● **LO QUE HARÁS**
A. En el texto sobre las Guerras de Conquista, ¿tras qué rebelión quedó derrotada la resistencia activa guaraní?
B. Sigue el texto sobre las Guerras de Conquista a partir de su última oración.

● **FRAGMENTO DE PÁGINA**
↓↓↓
La explotación a través de la mita, la encomienda y la naboría, así como los abusos en las sacas de mujeres y rancheadas obligaron a los indígenas a defenderse de tan excesivos y crueles atropellos, a los que después de su derrota por el poderío bélico de los europeos tuvieron que someterse en contra de su voluntad, e iniciar una resistencia pasiva.
La autora va describiendo los acontecimientos que provocaron las Guerras de Conquista y de qué forma se fueron dando dichos enfrentamientos hasta que finalmente luego de la Rebelión del pueblo de Nuestra Señora de Arecayá la resistencia activa guaraní quedó finalmente derrotada.
Las Guerras de Conquista, es un texto que aporta al lector datos con los cuales podrá adquirir informaciones que contribuirán a desarrollar una nueva perspectiva de análisis sobre el proceso de conquista y colonización europea en el Paraguay.
Herib Caballero Campos
INTRODUCCIÓN
Sin lugar a dudas uno de los acontecimientos más trascendentales de la Historia Moderna fue el hallazgo de nuevas tierras, realizado por el marino genovés Cristóbal Colón, quien al servicio de la corona de Castilla, en su intento de llegar al Oriente, se aventuró a emprender una arriesgada travesía con solo tres naves movidas a velas por el Mar Tenebroso (Océano Atlántico) en las postrimerías del siglo XV.
↑↑↑
● **SECCIÓN DE DATOS**
↓↓↓
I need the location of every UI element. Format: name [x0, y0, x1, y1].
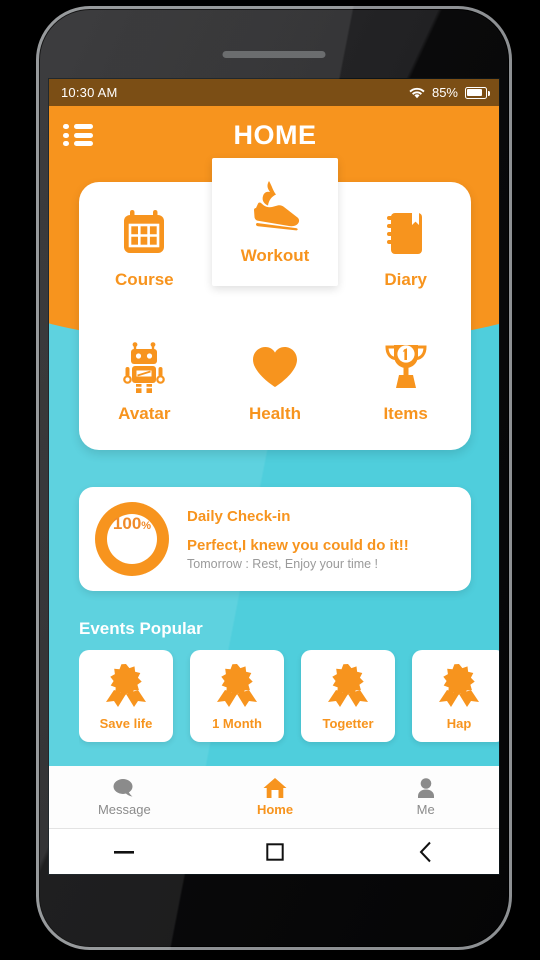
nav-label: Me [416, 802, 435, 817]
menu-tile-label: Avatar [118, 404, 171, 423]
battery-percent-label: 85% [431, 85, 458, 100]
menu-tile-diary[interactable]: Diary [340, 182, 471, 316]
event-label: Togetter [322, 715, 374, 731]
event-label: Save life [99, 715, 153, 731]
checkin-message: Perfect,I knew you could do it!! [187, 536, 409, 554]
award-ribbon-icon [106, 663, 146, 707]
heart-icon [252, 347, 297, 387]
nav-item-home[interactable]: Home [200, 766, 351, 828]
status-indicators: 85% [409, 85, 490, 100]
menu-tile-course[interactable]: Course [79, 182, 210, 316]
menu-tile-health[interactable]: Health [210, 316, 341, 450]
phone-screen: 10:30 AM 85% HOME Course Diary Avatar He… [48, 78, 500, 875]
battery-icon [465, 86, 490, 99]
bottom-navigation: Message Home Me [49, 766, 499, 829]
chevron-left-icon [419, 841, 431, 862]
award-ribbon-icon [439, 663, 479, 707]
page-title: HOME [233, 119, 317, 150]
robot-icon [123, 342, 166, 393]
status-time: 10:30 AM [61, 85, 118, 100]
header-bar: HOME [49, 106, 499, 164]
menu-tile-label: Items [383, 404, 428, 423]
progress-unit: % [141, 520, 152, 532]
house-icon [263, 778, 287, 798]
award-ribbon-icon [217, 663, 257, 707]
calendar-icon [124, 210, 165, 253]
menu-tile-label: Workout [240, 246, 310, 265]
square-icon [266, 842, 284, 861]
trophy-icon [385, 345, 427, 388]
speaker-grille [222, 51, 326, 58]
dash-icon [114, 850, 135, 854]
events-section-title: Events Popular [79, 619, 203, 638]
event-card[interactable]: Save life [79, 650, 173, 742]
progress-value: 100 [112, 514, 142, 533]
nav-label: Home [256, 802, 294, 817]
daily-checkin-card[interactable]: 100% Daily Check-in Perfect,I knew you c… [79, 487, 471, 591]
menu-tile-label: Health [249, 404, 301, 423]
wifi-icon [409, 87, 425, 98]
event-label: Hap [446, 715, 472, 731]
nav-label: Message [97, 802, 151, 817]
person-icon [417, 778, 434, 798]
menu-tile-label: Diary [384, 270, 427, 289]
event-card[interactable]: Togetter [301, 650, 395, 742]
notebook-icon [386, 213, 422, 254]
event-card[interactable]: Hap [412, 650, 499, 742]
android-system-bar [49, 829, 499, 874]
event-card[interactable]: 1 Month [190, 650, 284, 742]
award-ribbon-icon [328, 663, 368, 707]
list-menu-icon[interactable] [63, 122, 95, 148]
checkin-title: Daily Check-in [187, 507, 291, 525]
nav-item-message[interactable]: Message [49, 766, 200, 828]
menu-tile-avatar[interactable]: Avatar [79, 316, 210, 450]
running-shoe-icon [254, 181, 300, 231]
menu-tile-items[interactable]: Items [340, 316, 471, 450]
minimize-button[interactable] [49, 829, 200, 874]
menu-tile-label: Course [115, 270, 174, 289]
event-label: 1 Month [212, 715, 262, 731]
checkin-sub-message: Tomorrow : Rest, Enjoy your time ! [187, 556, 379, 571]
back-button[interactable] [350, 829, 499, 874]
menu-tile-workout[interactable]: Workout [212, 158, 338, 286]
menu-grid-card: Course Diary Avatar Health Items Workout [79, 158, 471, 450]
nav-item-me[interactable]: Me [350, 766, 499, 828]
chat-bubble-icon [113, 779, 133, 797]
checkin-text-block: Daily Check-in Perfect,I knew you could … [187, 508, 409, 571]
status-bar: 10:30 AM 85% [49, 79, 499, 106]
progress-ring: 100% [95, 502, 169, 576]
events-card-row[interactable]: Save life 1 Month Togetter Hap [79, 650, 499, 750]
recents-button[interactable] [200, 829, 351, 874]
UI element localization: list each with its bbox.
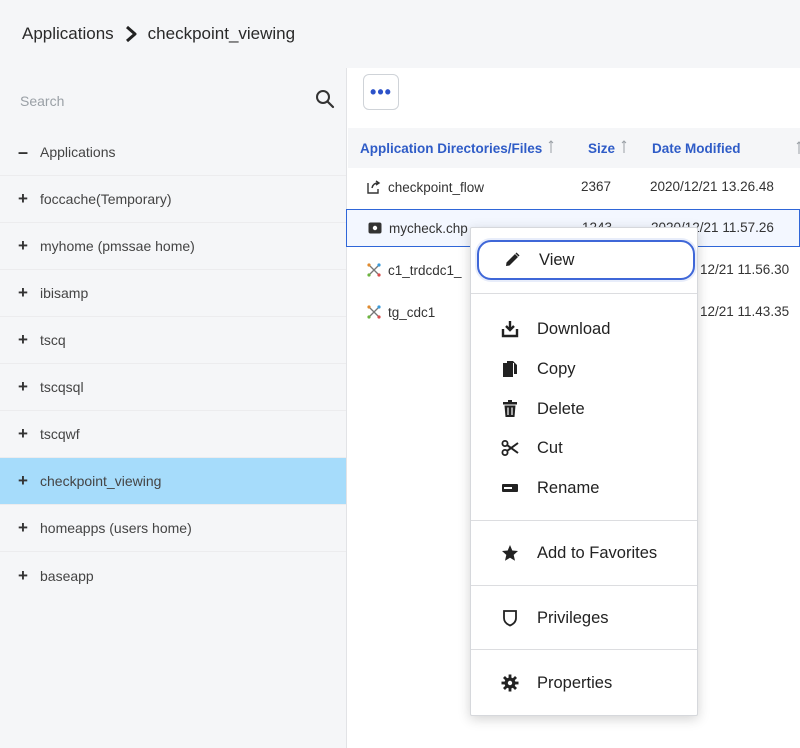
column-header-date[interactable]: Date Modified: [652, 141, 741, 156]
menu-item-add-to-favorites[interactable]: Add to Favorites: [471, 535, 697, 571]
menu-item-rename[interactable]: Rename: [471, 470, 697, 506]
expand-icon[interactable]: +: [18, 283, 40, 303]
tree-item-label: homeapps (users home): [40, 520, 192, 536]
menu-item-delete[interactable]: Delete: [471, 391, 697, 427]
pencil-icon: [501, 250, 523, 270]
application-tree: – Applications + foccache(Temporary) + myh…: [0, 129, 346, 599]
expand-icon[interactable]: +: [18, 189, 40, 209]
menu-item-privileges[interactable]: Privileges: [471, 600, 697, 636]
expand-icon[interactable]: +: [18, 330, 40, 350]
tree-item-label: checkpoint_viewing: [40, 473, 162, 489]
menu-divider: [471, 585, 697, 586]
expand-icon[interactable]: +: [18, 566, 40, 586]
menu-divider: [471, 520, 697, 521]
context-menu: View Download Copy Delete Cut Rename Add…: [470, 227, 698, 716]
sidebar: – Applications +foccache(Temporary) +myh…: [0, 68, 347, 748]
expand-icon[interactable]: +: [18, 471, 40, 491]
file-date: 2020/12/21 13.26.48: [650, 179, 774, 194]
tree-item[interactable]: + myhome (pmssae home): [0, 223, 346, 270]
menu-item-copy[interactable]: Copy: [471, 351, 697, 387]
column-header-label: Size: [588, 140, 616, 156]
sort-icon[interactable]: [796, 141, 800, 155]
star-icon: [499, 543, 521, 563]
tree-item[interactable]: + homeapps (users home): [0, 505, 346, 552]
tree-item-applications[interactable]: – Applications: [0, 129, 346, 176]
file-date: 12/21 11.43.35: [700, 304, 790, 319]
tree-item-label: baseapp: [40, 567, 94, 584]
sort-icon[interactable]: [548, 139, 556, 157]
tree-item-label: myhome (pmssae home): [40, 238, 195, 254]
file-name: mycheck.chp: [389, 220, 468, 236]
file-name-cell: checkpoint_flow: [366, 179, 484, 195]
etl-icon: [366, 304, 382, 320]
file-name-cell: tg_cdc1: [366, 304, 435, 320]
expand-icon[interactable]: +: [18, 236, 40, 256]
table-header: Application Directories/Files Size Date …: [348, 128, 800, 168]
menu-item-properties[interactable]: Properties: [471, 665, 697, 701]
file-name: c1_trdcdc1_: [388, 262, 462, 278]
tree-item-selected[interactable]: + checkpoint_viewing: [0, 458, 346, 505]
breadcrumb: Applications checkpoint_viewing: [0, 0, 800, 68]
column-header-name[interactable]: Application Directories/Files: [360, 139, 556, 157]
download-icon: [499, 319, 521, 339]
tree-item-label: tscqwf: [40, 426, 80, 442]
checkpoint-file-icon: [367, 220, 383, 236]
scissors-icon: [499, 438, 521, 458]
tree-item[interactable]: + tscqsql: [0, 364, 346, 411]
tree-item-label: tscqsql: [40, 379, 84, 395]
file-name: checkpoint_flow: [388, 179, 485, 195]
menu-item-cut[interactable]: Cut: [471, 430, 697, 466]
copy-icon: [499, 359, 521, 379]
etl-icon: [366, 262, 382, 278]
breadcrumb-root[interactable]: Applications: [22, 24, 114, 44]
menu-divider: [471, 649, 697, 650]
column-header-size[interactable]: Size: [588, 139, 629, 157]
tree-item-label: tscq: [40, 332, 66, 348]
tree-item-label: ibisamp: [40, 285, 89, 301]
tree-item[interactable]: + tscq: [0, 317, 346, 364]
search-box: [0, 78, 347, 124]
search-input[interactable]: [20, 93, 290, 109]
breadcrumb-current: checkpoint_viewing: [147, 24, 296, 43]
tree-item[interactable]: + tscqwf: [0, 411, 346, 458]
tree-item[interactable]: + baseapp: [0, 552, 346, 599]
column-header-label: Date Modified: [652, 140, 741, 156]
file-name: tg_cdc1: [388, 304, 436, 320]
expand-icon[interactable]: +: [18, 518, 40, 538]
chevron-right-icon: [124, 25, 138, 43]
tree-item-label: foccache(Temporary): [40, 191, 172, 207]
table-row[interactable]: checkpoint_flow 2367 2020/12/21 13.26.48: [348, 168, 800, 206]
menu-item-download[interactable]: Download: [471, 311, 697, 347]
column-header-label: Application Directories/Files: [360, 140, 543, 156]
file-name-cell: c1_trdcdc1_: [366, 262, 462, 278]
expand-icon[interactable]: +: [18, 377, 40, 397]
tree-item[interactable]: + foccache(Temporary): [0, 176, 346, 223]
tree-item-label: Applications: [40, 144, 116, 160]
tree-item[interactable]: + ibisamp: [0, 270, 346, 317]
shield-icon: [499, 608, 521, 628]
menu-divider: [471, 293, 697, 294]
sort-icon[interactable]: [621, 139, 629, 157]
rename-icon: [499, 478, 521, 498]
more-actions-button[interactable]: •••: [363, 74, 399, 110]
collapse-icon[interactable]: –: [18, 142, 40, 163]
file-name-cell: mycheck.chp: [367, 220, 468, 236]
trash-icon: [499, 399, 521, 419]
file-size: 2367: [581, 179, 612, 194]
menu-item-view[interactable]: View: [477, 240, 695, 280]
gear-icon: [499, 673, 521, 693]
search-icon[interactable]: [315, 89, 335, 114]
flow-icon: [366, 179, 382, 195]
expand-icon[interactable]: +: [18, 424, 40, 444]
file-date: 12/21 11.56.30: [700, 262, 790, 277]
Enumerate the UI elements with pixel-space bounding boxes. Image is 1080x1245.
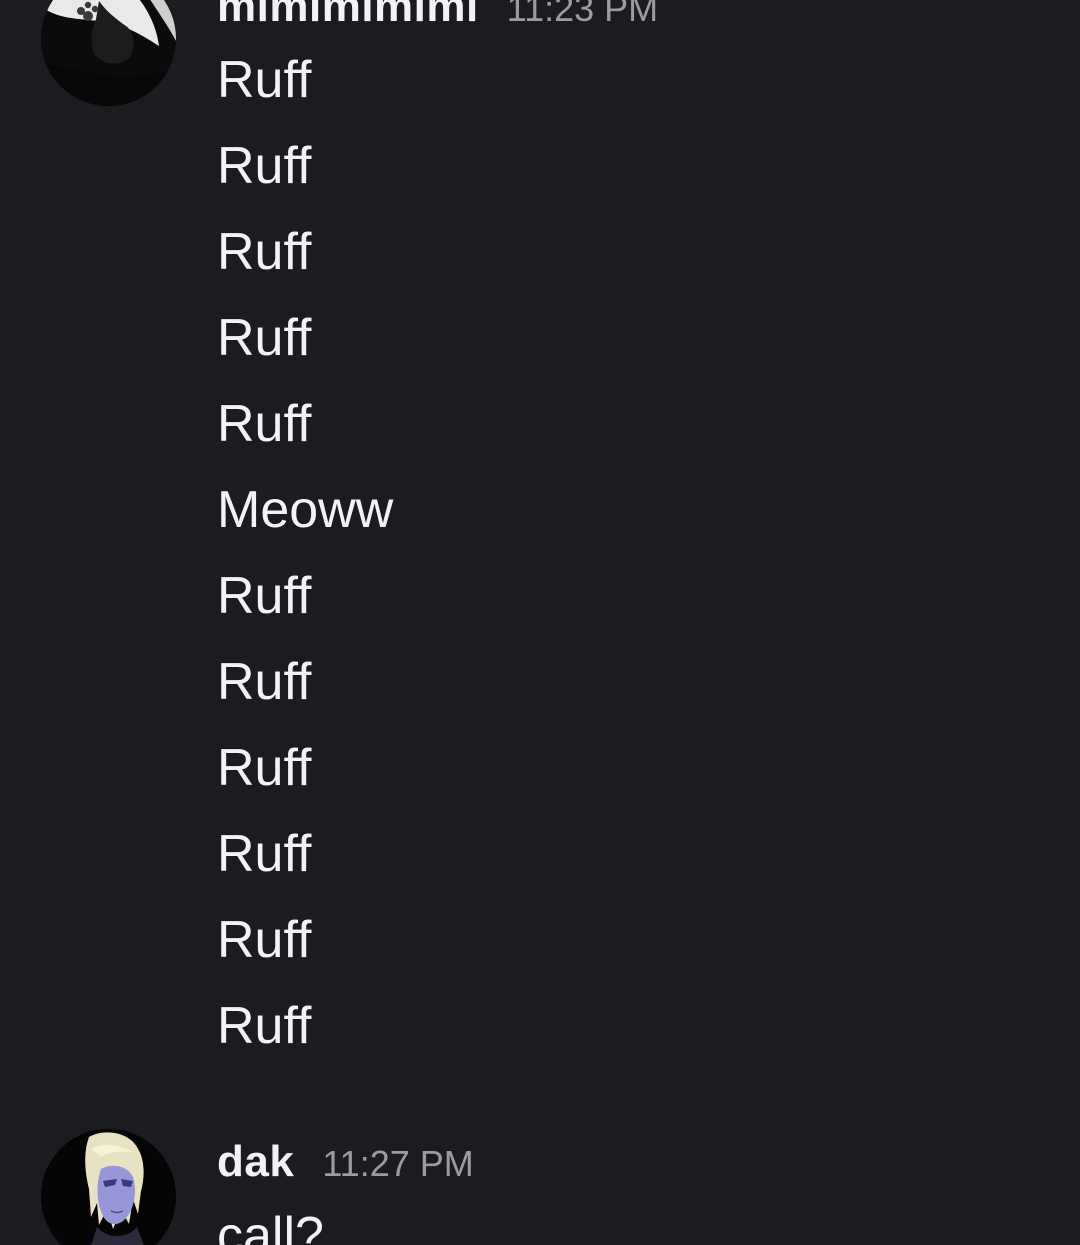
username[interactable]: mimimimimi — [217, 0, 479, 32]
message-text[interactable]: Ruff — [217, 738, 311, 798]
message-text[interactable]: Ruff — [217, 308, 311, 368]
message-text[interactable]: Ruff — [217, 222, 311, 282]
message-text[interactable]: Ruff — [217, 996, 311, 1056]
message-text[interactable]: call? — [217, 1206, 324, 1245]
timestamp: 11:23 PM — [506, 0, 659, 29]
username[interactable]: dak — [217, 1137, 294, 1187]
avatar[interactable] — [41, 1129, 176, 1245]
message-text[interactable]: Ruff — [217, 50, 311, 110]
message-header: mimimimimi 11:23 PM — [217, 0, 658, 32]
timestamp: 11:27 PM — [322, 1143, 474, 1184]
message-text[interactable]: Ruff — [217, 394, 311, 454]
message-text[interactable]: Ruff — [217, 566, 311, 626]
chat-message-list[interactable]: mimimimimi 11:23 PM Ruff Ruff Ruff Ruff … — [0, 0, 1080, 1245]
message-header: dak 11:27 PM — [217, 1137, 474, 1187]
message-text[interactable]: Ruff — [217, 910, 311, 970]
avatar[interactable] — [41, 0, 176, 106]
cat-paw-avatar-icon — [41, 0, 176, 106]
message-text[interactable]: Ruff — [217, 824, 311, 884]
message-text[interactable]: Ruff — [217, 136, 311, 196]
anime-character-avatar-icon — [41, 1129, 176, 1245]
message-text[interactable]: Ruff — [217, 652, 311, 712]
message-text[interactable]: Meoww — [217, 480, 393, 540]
↑↑↑
● **RESPUESTAS A TAREAS**
A. Tras la Rebelión del pueblo de Nuestra Señora de Arecayá.

B.
Hasta entonces todos los eventos épicos sucedidos con anterioridad, así como los protagonistas de los relatos del clasicismo greco-romano o de las grandes hazañas y heroísmo del medioevo, habían quedado atrás con inmensa distancia ante tamaña proeza. Jamás había acontecido un hecho similar que superara lo legendario o alegórico.
Pasado el primer momento de asombro y estupor de tan extraordinario descubrimiento fue necesario planear como se irían a realizar los emprendimientos de conquista y dominación de tales territorios. En efecto, ameritaban una consideración muy especial los problemas que se presentaban a medida que iban en progreso los viajes a las nuevas regiones; entre ellos los referentes a los tipos de embarcaciones, a los problemas sanitarios, al suministro de provisiones y bastimentos, al régimen de los vientos, a las corrientes oceánicas, pero sobre todo a la adaptación en los inexplorados y virginales territorios.
Luego de las preliminares exploraciones se inició la ocupación de las distintas regiones en todo el transcurso del siglo XVI, conocido como el periodo de conquista y convertido también en la centuria de mayor afluencia inmigratoria hispana. Las empresas conquistadoras respondían a una conocida tesis jurídica de la época, que de acuerdo a la misma, era lícito apropiarse de los espacios territoriales que pertenecieran a príncipes no cristianos. Cabe recordar que, la conciencia medieval estaba inspirada por la religión y como la mayoría de los europeos pertenecía al cristianismo, estos creían tener un mayor derecho que los infieles. Es así que los conquistadores no tuvieron escrúpulo alguno en despojar y esclavizar a los habitantes autóctonos, a quienes llamaban "indios" y les negaban personalidad jurídica, justificando de esta manera la conquista y dominio de los "países paganos".
Colón estaba persuadido de que las islas a las que había llegado, pertenecían irrevocablemente a los Reyes Católicos con igual título que los dominios hereditarios de la corona, por consiguiente los conquistadores europeos tenían un derecho posesorio indiscutible sobre el Nuevo Mundo.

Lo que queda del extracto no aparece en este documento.